--- Begin Data to use ---
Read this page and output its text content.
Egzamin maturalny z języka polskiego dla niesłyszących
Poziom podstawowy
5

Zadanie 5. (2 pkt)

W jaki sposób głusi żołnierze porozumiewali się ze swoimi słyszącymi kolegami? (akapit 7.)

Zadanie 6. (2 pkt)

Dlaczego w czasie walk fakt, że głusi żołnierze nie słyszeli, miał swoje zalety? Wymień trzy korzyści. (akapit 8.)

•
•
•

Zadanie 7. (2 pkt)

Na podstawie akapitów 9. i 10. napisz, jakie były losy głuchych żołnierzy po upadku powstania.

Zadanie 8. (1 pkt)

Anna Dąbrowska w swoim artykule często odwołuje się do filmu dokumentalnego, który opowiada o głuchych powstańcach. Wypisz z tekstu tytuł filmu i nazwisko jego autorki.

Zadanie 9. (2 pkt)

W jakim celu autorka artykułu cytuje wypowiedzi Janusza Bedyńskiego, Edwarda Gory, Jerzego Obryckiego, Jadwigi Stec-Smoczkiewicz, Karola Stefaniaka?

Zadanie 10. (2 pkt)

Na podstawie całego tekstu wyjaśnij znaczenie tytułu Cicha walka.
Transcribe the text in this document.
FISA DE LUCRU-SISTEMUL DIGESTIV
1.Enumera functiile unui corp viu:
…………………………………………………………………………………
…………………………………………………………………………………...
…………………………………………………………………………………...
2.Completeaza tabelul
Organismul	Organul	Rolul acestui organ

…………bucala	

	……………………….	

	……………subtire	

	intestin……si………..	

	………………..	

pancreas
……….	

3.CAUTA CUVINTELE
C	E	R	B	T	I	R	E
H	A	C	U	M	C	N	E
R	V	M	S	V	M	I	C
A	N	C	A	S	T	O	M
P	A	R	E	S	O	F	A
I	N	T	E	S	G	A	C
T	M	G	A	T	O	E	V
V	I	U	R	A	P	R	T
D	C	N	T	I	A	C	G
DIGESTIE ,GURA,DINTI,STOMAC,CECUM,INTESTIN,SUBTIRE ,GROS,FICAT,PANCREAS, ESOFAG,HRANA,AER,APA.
--- End Data to use ---
▸ **Exercise task**: What needs duplicating is the run of lines from the one containing "Transcribe the text in this document." through the last line of the entries above, exact and complete.

▸ **The reply**:
Transcribe the text in this document.
FISA DE LUCRU-SISTEMUL DIGESTIV
1.Enumera functiile unui corp viu:
…………………………………………………………………………………
…………………………………………………………………………………...
…………………………………………………………………………………...
2.Completeaza tabelul
Organismul	Organul	Rolul acestui organ

…………bucala	

	……………………….	

	……………subtire	

	intestin……si………..	

	………………..	

pancreas
……….	

3.CAUTA CUVINTELE
C	E	R	B	T	I	R	E
H	A	C	U	M	C	N	E
R	V	M	S	V	M	I	C
A	N	C	A	S	T	O	M
P	A	R	E	S	O	F	A
I	N	T	E	S	G	A	C
T	M	G	A	T	O	E	V
V	I	U	R	A	P	R	T
D	C	N	T	I	A	C	G
DIGESTIE ,GURA,DINTI,STOMAC,CECUM,INTESTIN,SUBTIRE ,GROS,FICAT,PANCREAS, ESOFAG,HRANA,AER,APA.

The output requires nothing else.